Write out all the entries word for word and omit any pictures.

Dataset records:
-- Begin --
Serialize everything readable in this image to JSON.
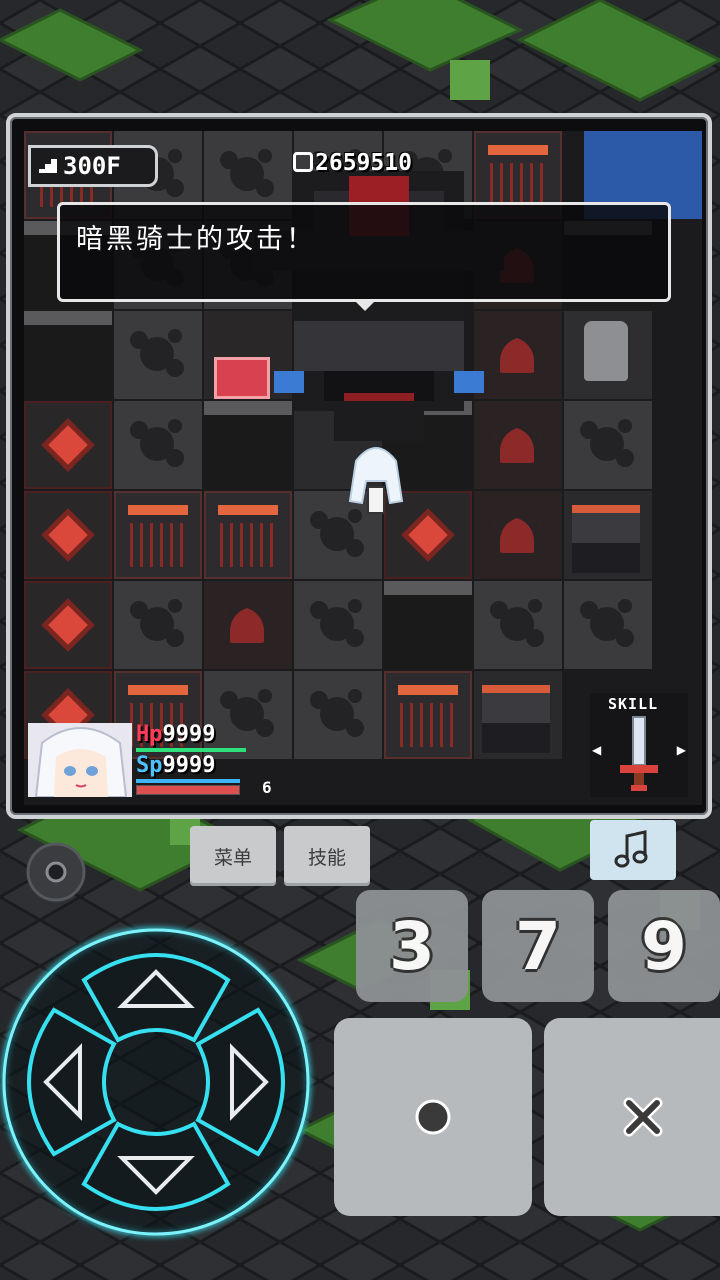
{
  "hud": {
    "floor": "300F",
    "gold": "2659510",
    "dialog": "暗黑骑士的攻击！",
    "hp_label": "Hp",
    "hp_value": "9999",
    "sp_label": "Sp",
    "sp_value": "9999",
    "level": "6",
    "skill_label": "SKILL"
  },
  "buttons": {
    "menu": "菜单",
    "skill": "技能",
    "num_3": "3",
    "num_7": "7",
    "num_9": "9"
  },
  "icons": {
    "music": "music-note-icon",
    "settings": "gear-icon",
    "confirm": "circle-icon",
    "cancel": "cross-icon",
    "skill": "sword-icon"
  },
  "colors": {
    "hp": "#ff3d5b",
    "sp": "#4ec2ff",
    "dpad_glow": "#36e0f0",
    "tile_accent": "#d9483b"
  },
  "tile_map": [
    [
      "machine",
      "rock",
      "rock",
      "boss",
      "boss",
      "machine",
      "chest"
    ],
    [
      "pit",
      "rock",
      "rock",
      "boss",
      "boss",
      "skull",
      "pit"
    ],
    [
      "pit",
      "rock",
      "pit",
      "boss",
      "boss",
      "skull",
      "statue"
    ],
    [
      "rune",
      "rock",
      "pit",
      "hero",
      "pit",
      "skull",
      "rock"
    ],
    [
      "rune",
      "machine",
      "machine",
      "rock",
      "rune",
      "skull",
      "chest"
    ],
    [
      "rune",
      "rock",
      "skull",
      "rock",
      "pit",
      "rock",
      "rock"
    ],
    [
      "rune",
      "machine",
      "rock",
      "rock",
      "machine",
      "chest",
      "skill"
    ]
  ]
}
-- End --
§ WORKED ANSWER:
Serialize everything readable in this image to JSON.
{
  "hud": {
    "floor": "300F",
    "gold": "2659510",
    "dialog": "暗黑骑士的攻击！",
    "hp_label": "Hp",
    "hp_value": "9999",
    "sp_label": "Sp",
    "sp_value": "9999",
    "level": "6",
    "skill_label": "SKILL"
  },
  "buttons": {
    "menu": "菜单",
    "skill": "技能",
    "num_3": "3",
    "num_7": "7",
    "num_9": "9"
  },
  "icons": {
    "music": "music-note-icon",
    "settings": "gear-icon",
    "confirm": "circle-icon",
    "cancel": "cross-icon",
    "skill": "sword-icon"
  },
  "colors": {
    "hp": "#ff3d5b",
    "sp": "#4ec2ff",
    "dpad_glow": "#36e0f0",
    "tile_accent": "#d9483b"
  },
  "tile_map": [
    [
      "machine",
      "rock",
      "rock",
      "boss",
      "boss",
      "machine",
      "chest"
    ],
    [
      "pit",
      "rock",
      "rock",
      "boss",
      "boss",
      "skull",
      "pit"
    ],
    [
      "pit",
      "rock",
      "pit",
      "boss",
      "boss",
      "skull",
      "statue"
    ],
    [
      "rune",
      "rock",
      "pit",
      "hero",
      "pit",
      "skull",
      "rock"
    ],
    [
      "rune",
      "machine",
      "machine",
      "rock",
      "rune",
      "skull",
      "chest"
    ],
    [
      "rune",
      "rock",
      "skull",
      "rock",
      "pit",
      "rock",
      "rock"
    ],
    [
      "rune",
      "machine",
      "rock",
      "rock",
      "machine",
      "chest",
      "skill"
    ]
  ]
}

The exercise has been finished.